_Raw data_
-------------------------

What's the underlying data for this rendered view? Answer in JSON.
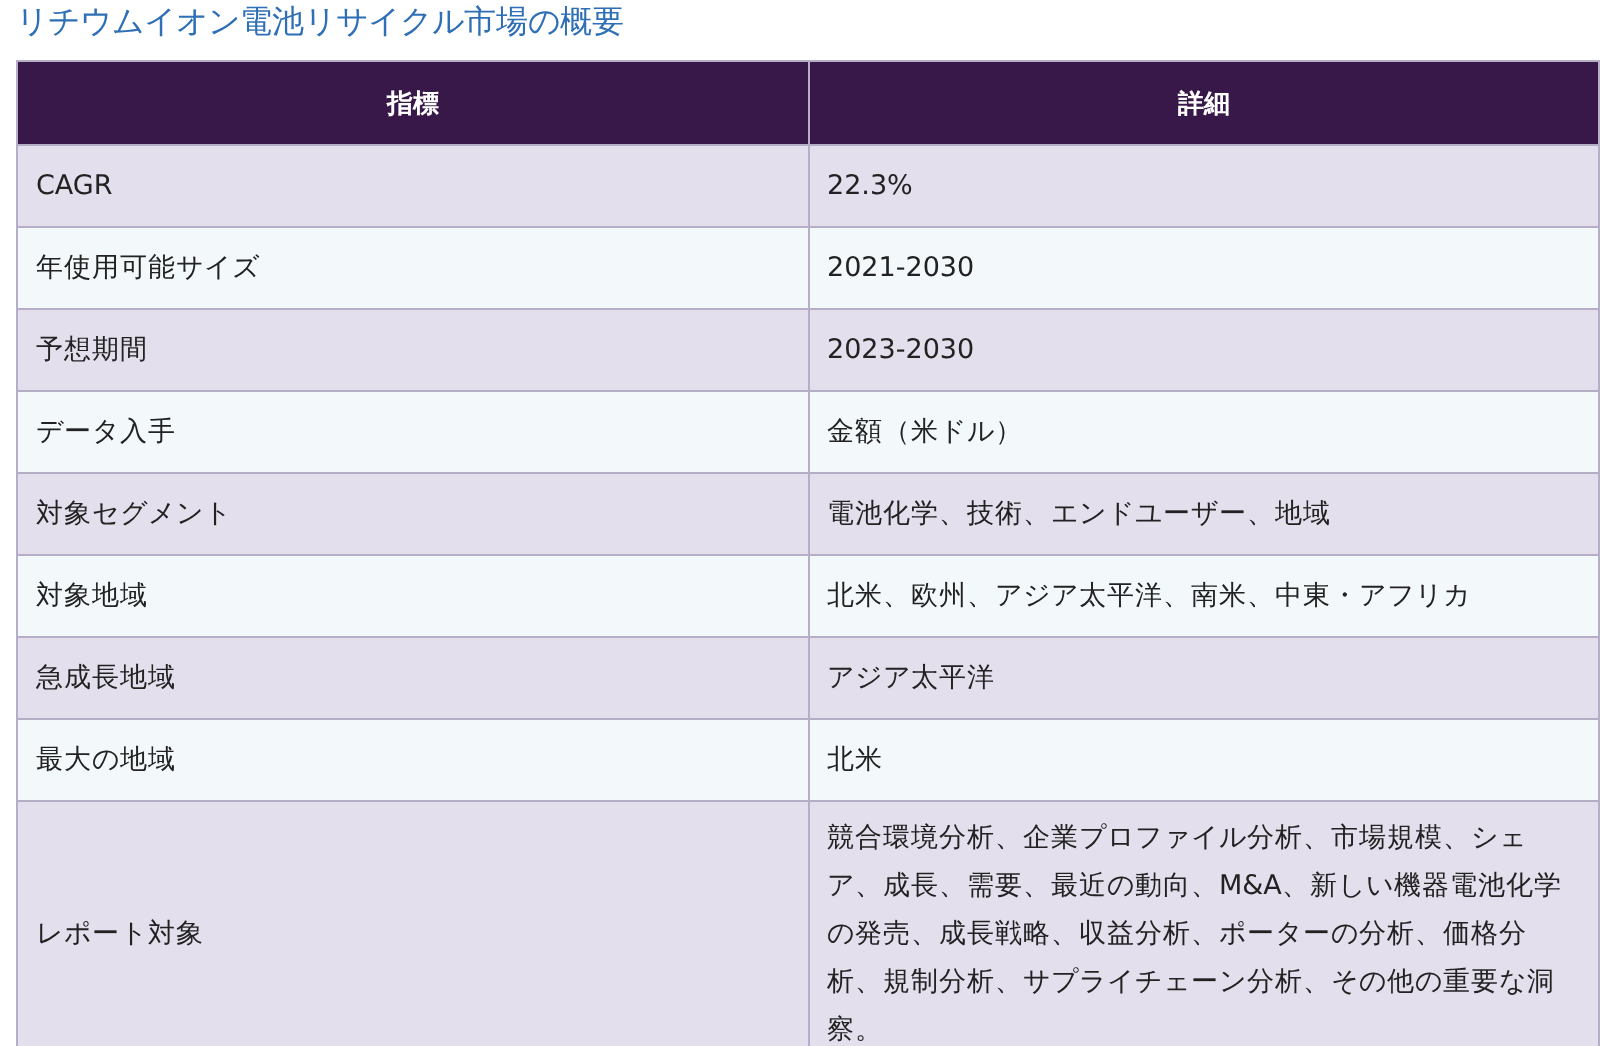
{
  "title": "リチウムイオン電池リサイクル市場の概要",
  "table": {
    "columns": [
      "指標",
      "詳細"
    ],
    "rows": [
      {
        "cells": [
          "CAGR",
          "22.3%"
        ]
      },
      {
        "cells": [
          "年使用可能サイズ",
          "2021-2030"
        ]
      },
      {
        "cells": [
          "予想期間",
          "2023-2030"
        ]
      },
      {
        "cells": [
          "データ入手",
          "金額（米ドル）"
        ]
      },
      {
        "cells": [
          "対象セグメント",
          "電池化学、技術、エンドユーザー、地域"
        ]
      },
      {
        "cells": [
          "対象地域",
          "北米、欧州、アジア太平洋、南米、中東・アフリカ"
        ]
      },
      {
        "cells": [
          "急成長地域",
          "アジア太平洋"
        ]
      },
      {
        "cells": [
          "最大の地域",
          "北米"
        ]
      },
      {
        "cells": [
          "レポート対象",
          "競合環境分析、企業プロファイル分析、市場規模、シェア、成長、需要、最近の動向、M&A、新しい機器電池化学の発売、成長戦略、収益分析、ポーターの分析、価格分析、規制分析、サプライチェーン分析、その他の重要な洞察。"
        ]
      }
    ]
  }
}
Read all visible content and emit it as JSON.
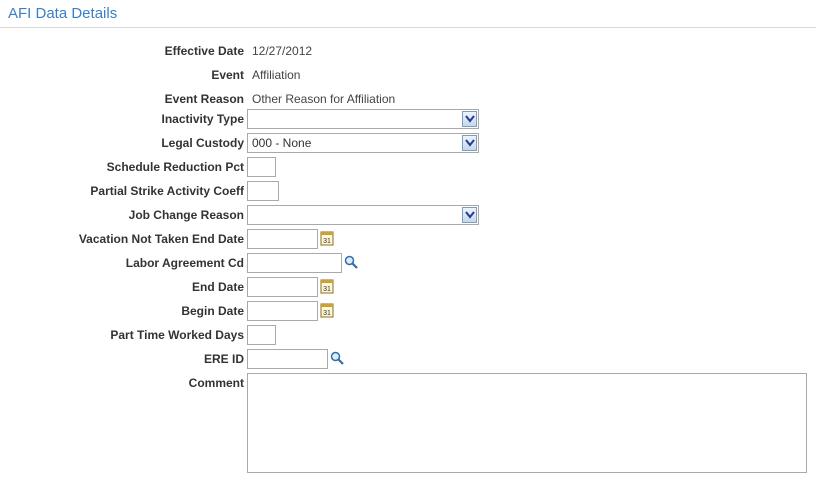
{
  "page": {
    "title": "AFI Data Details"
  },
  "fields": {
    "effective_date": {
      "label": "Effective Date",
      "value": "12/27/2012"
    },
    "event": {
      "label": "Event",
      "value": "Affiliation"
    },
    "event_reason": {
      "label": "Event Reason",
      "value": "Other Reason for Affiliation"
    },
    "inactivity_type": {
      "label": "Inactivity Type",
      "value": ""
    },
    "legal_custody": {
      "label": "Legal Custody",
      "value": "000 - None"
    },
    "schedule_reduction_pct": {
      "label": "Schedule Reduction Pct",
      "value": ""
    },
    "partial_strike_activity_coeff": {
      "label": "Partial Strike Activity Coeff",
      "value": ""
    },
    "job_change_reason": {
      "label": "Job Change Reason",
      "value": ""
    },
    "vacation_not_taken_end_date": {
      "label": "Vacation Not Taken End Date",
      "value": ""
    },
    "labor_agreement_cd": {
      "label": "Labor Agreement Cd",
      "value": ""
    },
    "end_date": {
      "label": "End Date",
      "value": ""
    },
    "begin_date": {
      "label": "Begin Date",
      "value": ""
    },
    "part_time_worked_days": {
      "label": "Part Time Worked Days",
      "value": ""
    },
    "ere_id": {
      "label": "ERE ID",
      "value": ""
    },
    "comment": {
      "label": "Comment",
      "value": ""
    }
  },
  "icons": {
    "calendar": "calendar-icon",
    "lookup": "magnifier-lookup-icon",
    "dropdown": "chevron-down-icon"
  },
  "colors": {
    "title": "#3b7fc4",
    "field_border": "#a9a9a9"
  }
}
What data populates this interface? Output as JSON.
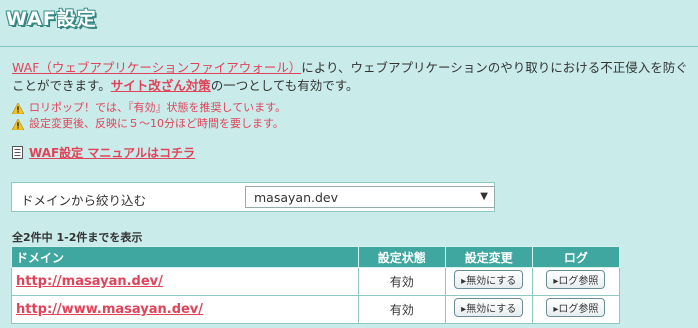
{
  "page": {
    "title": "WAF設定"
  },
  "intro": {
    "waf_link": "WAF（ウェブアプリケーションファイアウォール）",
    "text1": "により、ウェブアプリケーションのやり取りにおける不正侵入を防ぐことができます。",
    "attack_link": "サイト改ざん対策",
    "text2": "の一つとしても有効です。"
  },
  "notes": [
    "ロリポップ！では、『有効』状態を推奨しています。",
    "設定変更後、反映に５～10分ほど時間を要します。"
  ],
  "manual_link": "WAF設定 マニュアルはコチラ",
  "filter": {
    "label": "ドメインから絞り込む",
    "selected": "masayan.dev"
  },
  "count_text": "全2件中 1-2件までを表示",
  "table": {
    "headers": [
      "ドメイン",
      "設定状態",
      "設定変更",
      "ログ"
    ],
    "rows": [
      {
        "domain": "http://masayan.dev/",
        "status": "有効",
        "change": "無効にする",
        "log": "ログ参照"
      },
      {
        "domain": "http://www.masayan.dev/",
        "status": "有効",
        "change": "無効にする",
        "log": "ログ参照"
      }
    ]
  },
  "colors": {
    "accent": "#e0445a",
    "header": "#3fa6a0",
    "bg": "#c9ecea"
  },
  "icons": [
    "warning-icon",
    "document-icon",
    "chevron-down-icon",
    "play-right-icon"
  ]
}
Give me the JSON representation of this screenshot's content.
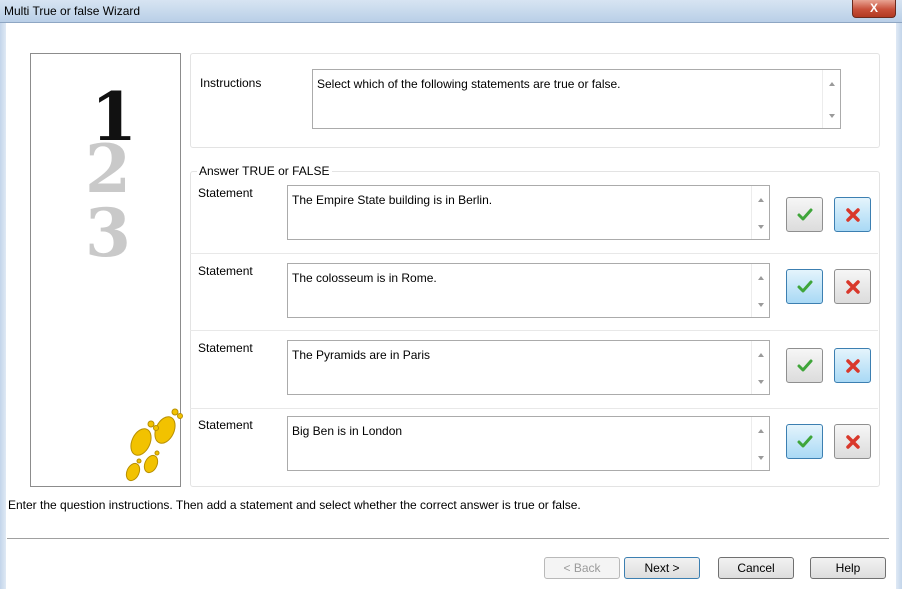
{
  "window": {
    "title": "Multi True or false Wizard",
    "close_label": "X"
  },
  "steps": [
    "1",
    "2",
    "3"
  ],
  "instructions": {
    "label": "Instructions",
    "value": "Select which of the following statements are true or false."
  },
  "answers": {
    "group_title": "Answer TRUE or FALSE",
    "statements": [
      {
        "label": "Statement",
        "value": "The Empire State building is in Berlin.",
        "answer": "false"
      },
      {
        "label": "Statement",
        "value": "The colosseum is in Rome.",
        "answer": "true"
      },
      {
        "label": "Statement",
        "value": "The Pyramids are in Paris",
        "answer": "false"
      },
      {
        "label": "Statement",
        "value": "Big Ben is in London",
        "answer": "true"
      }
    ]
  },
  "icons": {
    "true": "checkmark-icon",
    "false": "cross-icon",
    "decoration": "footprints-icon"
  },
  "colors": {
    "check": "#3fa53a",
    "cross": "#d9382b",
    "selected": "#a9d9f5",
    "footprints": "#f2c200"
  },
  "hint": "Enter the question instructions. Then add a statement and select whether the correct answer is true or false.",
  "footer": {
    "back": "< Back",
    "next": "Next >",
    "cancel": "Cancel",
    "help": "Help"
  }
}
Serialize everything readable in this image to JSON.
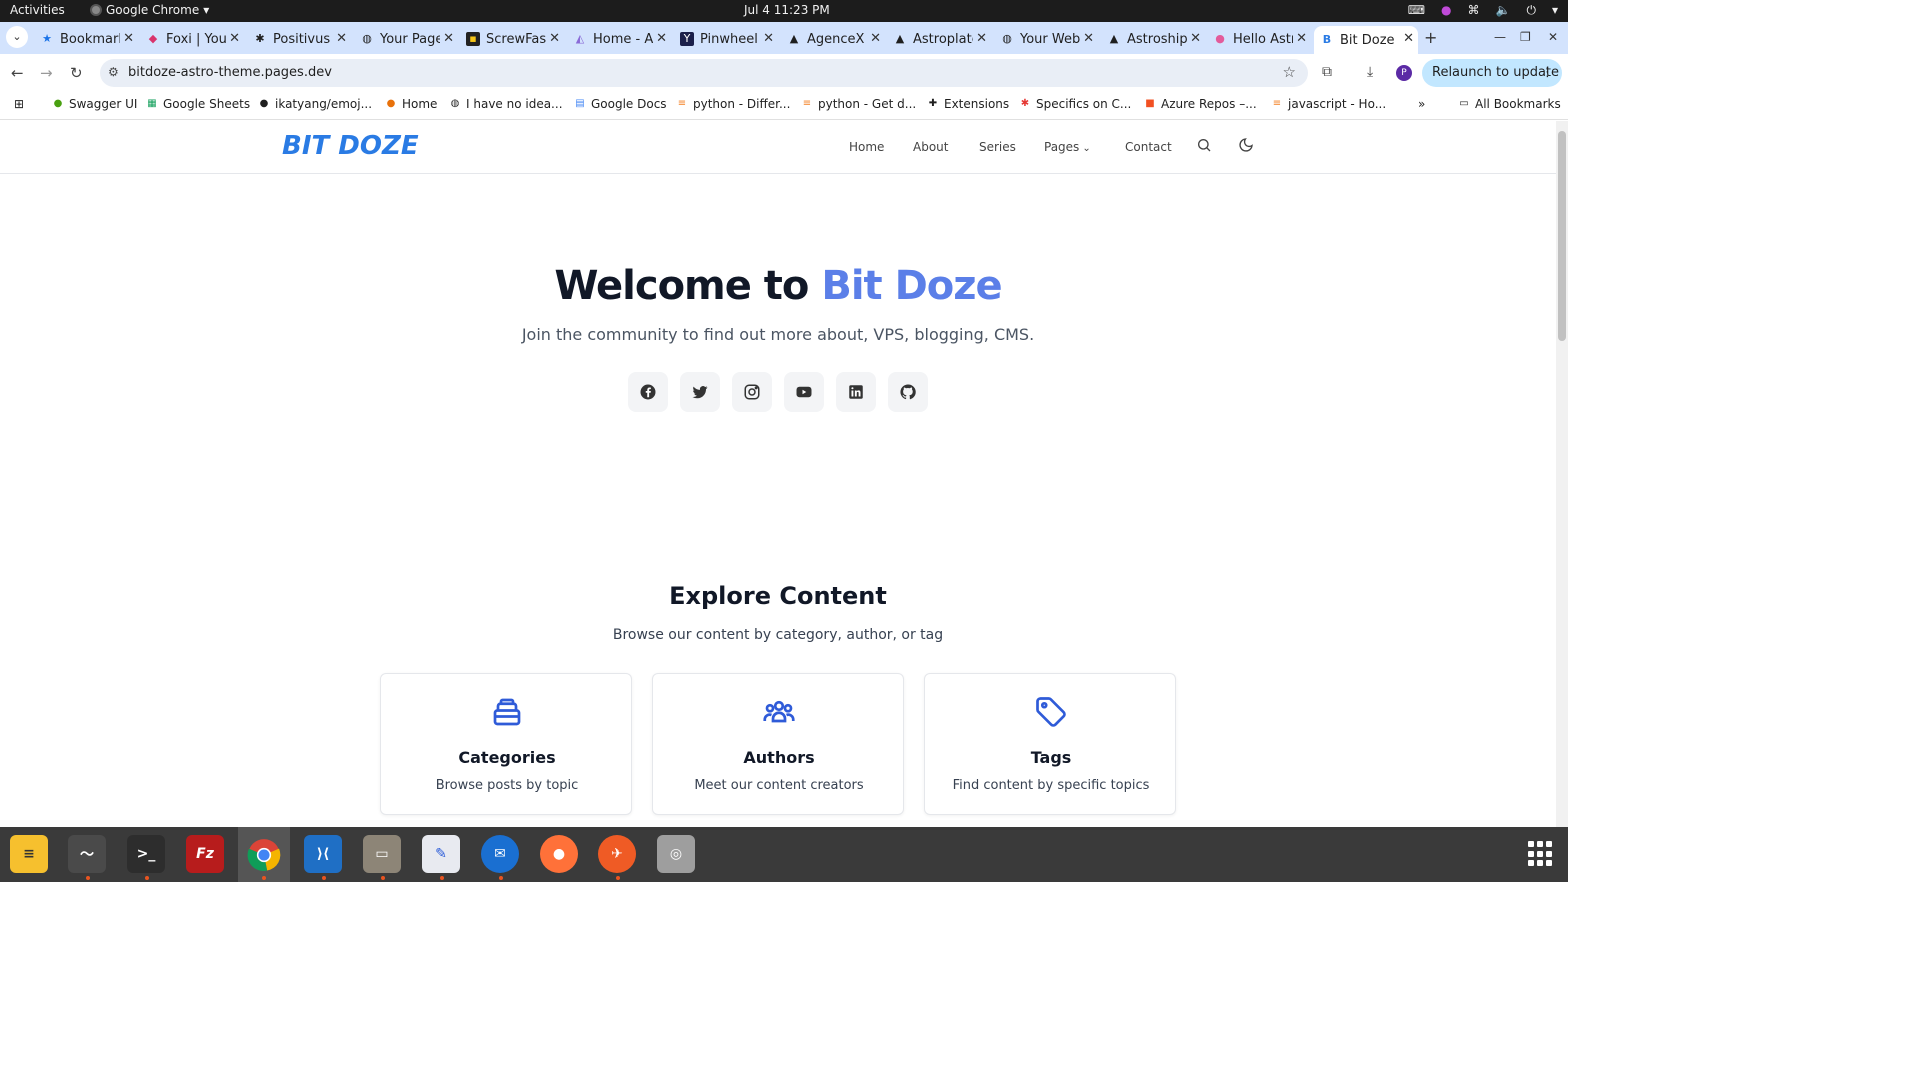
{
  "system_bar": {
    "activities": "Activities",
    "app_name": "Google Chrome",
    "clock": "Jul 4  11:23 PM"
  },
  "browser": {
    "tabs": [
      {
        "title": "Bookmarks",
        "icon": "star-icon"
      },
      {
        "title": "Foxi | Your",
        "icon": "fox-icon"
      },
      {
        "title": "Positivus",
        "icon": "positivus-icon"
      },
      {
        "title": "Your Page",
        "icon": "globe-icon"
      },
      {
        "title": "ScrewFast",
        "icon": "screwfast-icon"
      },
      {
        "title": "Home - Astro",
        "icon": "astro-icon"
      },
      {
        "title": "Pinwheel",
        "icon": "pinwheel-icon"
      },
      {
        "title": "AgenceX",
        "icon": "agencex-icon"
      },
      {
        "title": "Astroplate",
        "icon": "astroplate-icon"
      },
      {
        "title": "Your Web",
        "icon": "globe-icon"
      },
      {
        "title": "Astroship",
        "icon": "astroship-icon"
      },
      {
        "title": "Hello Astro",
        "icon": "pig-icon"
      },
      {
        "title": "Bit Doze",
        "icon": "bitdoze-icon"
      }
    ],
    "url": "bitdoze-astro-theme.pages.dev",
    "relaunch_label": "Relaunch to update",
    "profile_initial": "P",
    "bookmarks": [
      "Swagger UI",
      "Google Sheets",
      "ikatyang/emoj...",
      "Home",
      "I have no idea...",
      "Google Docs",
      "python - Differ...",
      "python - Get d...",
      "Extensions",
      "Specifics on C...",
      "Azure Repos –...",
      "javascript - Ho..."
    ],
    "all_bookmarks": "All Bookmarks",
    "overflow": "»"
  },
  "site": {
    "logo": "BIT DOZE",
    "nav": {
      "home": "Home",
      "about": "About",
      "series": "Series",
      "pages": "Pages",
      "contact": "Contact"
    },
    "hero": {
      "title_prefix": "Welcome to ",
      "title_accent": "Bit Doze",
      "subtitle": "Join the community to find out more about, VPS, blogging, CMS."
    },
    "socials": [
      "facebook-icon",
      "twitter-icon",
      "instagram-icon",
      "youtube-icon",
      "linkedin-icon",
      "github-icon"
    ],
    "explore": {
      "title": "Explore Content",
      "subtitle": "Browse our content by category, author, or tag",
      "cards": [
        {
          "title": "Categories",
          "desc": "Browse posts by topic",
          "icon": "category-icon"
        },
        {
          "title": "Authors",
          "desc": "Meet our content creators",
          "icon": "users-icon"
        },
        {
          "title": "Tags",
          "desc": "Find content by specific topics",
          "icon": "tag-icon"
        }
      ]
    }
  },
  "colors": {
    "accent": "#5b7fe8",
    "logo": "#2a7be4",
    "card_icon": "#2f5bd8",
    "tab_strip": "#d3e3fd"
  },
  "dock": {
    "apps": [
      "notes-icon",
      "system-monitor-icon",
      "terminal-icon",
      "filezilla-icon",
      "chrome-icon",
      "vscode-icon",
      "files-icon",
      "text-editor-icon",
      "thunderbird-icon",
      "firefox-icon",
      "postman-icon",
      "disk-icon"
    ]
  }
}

-------------------------

_Exercise instructions_
Locate the word "down" in the records and collect each line it appears in.

_Result for this exercise_
    "dropdown": "chevron-down-icon"
    "chevron-down-icon",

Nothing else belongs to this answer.